#### [What the exercise asks]
Would you return all of this data exactly, leaving nothing out?

============================================================

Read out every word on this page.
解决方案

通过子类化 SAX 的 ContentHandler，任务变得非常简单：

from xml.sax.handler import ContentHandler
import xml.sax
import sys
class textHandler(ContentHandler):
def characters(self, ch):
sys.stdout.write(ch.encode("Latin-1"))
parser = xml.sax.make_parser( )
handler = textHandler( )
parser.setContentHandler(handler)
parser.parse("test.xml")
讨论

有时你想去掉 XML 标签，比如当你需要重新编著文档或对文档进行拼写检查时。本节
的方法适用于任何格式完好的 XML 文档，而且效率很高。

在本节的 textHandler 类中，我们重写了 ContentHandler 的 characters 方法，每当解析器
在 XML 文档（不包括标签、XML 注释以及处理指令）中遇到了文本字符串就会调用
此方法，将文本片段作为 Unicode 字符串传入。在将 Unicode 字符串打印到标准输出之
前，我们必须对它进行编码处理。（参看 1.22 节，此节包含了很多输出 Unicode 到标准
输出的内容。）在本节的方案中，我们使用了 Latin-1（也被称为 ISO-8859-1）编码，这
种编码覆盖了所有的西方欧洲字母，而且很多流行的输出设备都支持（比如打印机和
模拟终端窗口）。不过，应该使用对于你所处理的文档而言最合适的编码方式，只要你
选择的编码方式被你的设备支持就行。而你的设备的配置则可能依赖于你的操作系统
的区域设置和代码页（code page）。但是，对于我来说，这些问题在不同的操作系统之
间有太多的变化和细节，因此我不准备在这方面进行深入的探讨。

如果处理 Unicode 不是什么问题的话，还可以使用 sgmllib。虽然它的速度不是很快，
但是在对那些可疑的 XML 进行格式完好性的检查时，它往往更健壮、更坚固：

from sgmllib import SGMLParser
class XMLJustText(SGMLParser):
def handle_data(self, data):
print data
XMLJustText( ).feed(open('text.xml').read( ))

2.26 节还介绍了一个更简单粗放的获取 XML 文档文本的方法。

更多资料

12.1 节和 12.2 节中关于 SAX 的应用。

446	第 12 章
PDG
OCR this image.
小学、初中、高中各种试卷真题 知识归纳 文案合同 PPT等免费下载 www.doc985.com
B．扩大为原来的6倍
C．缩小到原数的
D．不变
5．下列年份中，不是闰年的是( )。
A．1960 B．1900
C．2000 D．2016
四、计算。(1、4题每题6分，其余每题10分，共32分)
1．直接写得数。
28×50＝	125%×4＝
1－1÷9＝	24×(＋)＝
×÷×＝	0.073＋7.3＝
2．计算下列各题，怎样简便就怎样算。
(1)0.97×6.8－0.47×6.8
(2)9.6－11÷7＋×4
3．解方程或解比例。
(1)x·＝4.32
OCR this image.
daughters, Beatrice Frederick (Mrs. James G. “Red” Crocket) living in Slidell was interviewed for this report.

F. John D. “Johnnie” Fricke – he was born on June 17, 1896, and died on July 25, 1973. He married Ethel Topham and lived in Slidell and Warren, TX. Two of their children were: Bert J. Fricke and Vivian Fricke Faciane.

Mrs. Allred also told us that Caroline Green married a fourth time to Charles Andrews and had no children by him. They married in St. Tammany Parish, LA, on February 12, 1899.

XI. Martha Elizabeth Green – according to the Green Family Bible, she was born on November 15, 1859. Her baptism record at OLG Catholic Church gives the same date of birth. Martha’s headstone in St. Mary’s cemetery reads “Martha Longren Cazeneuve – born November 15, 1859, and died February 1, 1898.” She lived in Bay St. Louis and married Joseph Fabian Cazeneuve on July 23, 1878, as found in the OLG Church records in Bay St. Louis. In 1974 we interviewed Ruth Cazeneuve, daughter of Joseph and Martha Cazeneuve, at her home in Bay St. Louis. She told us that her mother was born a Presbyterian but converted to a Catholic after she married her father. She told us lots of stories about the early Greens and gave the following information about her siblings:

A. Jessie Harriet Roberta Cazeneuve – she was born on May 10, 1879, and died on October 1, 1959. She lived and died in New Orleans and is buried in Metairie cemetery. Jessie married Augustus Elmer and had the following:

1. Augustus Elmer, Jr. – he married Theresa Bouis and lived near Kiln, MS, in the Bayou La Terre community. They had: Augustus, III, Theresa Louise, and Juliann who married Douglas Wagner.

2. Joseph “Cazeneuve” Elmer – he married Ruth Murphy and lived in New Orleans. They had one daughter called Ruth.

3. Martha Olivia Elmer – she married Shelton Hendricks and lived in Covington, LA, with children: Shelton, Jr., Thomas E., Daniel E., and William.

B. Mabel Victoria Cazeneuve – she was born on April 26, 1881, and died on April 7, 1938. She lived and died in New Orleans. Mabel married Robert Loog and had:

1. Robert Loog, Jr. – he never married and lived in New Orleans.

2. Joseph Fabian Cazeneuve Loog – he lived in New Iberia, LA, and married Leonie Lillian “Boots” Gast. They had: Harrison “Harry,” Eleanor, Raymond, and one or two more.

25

============================================================

#### [Task response]
Read out every word on this page.
解决方案

通过子类化 SAX 的 ContentHandler，任务变得非常简单：

from xml.sax.handler import ContentHandler
import xml.sax
import sys
class textHandler(ContentHandler):
def characters(self, ch):
sys.stdout.write(ch.encode("Latin-1"))
parser = xml.sax.make_parser( )
handler = textHandler( )
parser.setContentHandler(handler)
parser.parse("test.xml")
讨论

有时你想去掉 XML 标签，比如当你需要重新编著文档或对文档进行拼写检查时。本节
的方法适用于任何格式完好的 XML 文档，而且效率很高。

在本节的 textHandler 类中，我们重写了 ContentHandler 的 characters 方法，每当解析器
在 XML 文档（不包括标签、XML 注释以及处理指令）中遇到了文本字符串就会调用
此方法，将文本片段作为 Unicode 字符串传入。在将 Unicode 字符串打印到标准输出之
前，我们必须对它进行编码处理。（参看 1.22 节，此节包含了很多输出 Unicode 到标准
输出的内容。）在本节的方案中，我们使用了 Latin-1（也被称为 ISO-8859-1）编码，这
种编码覆盖了所有的西方欧洲字母，而且很多流行的输出设备都支持（比如打印机和
模拟终端窗口）。不过，应该使用对于你所处理的文档而言最合适的编码方式，只要你
选择的编码方式被你的设备支持就行。而你的设备的配置则可能依赖于你的操作系统
的区域设置和代码页（code page）。但是，对于我来说，这些问题在不同的操作系统之
间有太多的变化和细节，因此我不准备在这方面进行深入的探讨。

如果处理 Unicode 不是什么问题的话，还可以使用 sgmllib。虽然它的速度不是很快，
但是在对那些可疑的 XML 进行格式完好性的检查时，它往往更健壮、更坚固：

from sgmllib import SGMLParser
class XMLJustText(SGMLParser):
def handle_data(self, data):
print data
XMLJustText( ).feed(open('text.xml').read( ))

2.26 节还介绍了一个更简单粗放的获取 XML 文档文本的方法。

更多资料

12.1 节和 12.2 节中关于 SAX 的应用。

446	第 12 章
PDG
OCR this image.
小学、初中、高中各种试卷真题 知识归纳 文案合同 PPT等免费下载 www.doc985.com
B．扩大为原来的6倍
C．缩小到原数的
D．不变
5．下列年份中，不是闰年的是( )。
A．1960 B．1900
C．2000 D．2016
四、计算。(1、4题每题6分，其余每题10分，共32分)
1．直接写得数。
28×50＝	125%×4＝
1－1÷9＝	24×(＋)＝
×÷×＝	0.073＋7.3＝
2．计算下列各题，怎样简便就怎样算。
(1)0.97×6.8－0.47×6.8
(2)9.6－11÷7＋×4
3．解方程或解比例。
(1)x·＝4.32
OCR this image.
daughters, Beatrice Frederick (Mrs. James G. “Red” Crocket) living in Slidell was interviewed for this report.

F. John D. “Johnnie” Fricke – he was born on June 17, 1896, and died on July 25, 1973. He married Ethel Topham and lived in Slidell and Warren, TX. Two of their children were: Bert J. Fricke and Vivian Fricke Faciane.

Mrs. Allred also told us that Caroline Green married a fourth time to Charles Andrews and had no children by him. They married in St. Tammany Parish, LA, on February 12, 1899.

XI. Martha Elizabeth Green – according to the Green Family Bible, she was born on November 15, 1859. Her baptism record at OLG Catholic Church gives the same date of birth. Martha’s headstone in St. Mary’s cemetery reads “Martha Longren Cazeneuve – born November 15, 1859, and died February 1, 1898.” She lived in Bay St. Louis and married Joseph Fabian Cazeneuve on July 23, 1878, as found in the OLG Church records in Bay St. Louis. In 1974 we interviewed Ruth Cazeneuve, daughter of Joseph and Martha Cazeneuve, at her home in Bay St. Louis. She told us that her mother was born a Presbyterian but converted to a Catholic after she married her father. She told us lots of stories about the early Greens and gave the following information about her siblings:

A. Jessie Harriet Roberta Cazeneuve – she was born on May 10, 1879, and died on October 1, 1959. She lived and died in New Orleans and is buried in Metairie cemetery. Jessie married Augustus Elmer and had the following:

1. Augustus Elmer, Jr. – he married Theresa Bouis and lived near Kiln, MS, in the Bayou La Terre community. They had: Augustus, III, Theresa Louise, and Juliann who married Douglas Wagner.

2. Joseph “Cazeneuve” Elmer – he married Ruth Murphy and lived in New Orleans. They had one daughter called Ruth.

3. Martha Olivia Elmer – she married Shelton Hendricks and lived in Covington, LA, with children: Shelton, Jr., Thomas E., Daniel E., and William.

B. Mabel Victoria Cazeneuve – she was born on April 26, 1881, and died on April 7, 1938. She lived and died in New Orleans. Mabel married Robert Loog and had:

1. Robert Loog, Jr. – he never married and lived in New Orleans.

2. Joseph Fabian Cazeneuve Loog – he lived in New Iberia, LA, and married Leonie Lillian “Boots” Gast. They had: Harrison “Harry,” Eleanor, Raymond, and one or two more.

25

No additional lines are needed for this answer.